Records about charts and figures
<<<<

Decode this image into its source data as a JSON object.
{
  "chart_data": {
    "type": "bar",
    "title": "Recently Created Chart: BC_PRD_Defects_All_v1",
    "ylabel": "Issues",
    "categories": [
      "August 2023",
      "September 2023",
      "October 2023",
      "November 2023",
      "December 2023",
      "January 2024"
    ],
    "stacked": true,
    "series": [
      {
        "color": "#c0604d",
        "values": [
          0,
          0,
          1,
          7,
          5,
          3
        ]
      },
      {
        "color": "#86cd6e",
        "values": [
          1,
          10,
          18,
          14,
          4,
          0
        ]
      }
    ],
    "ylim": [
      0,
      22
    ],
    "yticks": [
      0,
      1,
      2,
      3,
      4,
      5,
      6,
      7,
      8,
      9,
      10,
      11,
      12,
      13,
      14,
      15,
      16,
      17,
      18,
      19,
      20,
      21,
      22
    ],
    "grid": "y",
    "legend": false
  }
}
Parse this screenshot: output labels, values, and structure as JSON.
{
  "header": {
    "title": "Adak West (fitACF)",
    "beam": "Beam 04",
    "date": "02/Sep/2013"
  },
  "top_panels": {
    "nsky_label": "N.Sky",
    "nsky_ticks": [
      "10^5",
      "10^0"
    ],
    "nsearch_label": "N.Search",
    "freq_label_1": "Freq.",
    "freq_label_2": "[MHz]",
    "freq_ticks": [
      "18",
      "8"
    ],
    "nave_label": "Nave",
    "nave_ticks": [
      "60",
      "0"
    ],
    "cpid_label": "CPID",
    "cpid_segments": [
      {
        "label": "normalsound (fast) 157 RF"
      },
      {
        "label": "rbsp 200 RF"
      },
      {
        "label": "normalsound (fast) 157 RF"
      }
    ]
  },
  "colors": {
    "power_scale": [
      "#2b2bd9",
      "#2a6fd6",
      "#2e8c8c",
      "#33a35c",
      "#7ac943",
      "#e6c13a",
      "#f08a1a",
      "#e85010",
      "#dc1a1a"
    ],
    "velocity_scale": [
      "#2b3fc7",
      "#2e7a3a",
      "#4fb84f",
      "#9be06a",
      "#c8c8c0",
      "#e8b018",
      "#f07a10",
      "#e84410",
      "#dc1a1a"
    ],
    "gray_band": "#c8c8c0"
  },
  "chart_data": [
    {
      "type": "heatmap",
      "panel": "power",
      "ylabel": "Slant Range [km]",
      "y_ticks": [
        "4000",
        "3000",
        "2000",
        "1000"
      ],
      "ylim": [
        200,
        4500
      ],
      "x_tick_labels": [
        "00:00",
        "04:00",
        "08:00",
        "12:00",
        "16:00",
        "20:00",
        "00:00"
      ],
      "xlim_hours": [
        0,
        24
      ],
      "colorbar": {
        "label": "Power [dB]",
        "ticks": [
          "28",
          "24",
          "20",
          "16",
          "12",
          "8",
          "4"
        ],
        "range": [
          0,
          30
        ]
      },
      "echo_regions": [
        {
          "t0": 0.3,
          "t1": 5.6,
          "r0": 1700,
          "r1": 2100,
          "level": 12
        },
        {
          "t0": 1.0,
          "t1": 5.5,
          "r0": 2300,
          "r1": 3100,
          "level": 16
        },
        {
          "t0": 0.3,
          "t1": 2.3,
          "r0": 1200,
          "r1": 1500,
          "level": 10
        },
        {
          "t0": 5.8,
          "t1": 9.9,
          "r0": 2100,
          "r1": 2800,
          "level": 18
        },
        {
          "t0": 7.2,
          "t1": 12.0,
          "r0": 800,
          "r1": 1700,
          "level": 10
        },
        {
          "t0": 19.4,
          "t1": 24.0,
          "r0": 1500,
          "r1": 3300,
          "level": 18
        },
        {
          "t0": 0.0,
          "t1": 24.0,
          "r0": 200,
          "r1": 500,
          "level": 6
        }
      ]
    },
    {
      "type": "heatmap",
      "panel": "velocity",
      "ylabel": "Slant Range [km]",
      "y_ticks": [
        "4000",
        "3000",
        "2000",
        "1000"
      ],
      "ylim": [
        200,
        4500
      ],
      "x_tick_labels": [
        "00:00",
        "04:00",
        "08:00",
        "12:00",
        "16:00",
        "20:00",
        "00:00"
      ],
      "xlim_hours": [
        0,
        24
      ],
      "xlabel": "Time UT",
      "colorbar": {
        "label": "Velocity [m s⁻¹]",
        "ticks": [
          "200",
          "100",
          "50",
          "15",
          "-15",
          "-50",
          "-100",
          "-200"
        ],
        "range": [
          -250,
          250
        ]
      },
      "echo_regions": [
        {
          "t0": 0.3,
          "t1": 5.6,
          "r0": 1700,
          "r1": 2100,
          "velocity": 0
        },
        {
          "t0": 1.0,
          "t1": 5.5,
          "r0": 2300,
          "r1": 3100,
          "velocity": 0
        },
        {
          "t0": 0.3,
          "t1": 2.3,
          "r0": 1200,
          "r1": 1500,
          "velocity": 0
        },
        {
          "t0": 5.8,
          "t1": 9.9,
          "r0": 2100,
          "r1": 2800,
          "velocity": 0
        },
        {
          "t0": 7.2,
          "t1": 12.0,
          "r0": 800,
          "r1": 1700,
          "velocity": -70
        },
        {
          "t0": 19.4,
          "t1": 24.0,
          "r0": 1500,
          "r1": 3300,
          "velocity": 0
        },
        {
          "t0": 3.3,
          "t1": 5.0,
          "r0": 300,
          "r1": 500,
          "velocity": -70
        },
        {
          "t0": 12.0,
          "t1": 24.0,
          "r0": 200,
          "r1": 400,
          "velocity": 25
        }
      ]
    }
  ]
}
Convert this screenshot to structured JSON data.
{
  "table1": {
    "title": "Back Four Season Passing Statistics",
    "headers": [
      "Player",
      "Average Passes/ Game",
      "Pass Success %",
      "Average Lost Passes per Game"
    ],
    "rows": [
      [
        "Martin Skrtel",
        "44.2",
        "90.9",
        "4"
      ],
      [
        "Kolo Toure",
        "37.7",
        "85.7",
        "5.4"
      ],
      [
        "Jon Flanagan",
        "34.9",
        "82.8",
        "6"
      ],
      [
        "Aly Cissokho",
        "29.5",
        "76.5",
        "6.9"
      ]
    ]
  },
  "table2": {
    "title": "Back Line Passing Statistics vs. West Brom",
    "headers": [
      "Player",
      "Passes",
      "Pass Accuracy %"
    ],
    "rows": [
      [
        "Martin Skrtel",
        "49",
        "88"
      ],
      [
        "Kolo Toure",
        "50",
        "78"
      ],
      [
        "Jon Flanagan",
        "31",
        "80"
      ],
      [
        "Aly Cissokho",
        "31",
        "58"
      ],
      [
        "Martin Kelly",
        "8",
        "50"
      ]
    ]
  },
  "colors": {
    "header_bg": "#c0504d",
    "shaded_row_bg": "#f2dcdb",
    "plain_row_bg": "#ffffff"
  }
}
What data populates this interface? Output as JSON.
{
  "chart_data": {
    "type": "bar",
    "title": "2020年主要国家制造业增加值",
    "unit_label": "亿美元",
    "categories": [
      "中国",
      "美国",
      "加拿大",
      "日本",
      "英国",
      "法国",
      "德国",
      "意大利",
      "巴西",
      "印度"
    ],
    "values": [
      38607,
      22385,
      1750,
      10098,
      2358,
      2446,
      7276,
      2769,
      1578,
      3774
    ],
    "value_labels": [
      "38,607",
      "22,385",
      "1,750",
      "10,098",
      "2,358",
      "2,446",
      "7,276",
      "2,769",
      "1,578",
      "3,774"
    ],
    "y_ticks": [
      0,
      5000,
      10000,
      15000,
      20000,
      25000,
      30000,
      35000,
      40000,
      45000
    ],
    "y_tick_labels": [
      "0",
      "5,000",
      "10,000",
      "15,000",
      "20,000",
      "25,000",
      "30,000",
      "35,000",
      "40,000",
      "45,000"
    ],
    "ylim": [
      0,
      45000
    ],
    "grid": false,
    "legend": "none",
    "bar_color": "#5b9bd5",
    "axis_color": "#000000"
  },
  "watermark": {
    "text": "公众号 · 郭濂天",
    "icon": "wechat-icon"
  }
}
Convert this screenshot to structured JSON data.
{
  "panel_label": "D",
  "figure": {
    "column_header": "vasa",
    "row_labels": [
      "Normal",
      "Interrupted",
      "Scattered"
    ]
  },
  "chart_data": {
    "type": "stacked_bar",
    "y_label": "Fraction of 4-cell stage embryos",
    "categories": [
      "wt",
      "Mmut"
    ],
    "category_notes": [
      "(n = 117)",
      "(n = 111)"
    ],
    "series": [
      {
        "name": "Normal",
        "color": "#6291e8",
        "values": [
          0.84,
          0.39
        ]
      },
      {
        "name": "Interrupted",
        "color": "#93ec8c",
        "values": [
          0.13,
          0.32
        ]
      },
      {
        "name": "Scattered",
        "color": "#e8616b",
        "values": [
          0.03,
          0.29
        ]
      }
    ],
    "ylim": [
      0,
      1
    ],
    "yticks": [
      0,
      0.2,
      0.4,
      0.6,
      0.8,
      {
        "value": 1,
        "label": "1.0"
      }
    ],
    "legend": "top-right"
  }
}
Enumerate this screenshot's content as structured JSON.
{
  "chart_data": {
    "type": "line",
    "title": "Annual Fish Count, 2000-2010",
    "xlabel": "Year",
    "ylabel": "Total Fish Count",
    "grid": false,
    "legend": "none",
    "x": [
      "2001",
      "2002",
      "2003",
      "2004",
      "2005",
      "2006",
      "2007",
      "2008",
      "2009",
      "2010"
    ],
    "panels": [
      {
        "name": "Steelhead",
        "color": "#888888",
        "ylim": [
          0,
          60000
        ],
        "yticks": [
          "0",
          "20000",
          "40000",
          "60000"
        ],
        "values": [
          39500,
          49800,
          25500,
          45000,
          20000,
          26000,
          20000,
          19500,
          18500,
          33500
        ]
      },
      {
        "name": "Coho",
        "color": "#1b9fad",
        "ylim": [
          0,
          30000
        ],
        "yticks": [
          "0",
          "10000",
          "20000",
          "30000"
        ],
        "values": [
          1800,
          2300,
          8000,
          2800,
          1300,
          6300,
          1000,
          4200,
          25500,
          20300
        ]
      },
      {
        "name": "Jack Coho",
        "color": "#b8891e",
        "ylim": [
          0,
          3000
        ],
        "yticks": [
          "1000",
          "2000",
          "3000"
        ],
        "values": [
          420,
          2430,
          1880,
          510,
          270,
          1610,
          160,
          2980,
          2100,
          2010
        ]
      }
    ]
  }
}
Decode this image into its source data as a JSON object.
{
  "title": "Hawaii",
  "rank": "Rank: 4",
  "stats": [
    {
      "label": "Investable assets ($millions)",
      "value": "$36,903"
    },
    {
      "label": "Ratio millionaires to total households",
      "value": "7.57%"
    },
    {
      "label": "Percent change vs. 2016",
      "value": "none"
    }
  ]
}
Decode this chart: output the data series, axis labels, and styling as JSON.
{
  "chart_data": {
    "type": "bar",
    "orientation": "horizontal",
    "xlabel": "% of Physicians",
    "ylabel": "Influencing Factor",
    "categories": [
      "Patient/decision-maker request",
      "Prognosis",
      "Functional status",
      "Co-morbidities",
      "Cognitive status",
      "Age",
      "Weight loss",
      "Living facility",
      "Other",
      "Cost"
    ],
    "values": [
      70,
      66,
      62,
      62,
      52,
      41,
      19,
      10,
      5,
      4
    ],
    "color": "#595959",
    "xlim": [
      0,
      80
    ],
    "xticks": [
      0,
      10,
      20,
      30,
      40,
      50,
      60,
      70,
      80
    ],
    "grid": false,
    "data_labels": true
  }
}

>>>>

— Problem description —
Your answer should be a single number: the count of lines in the entries that contain the word "name".

— Written answer —
6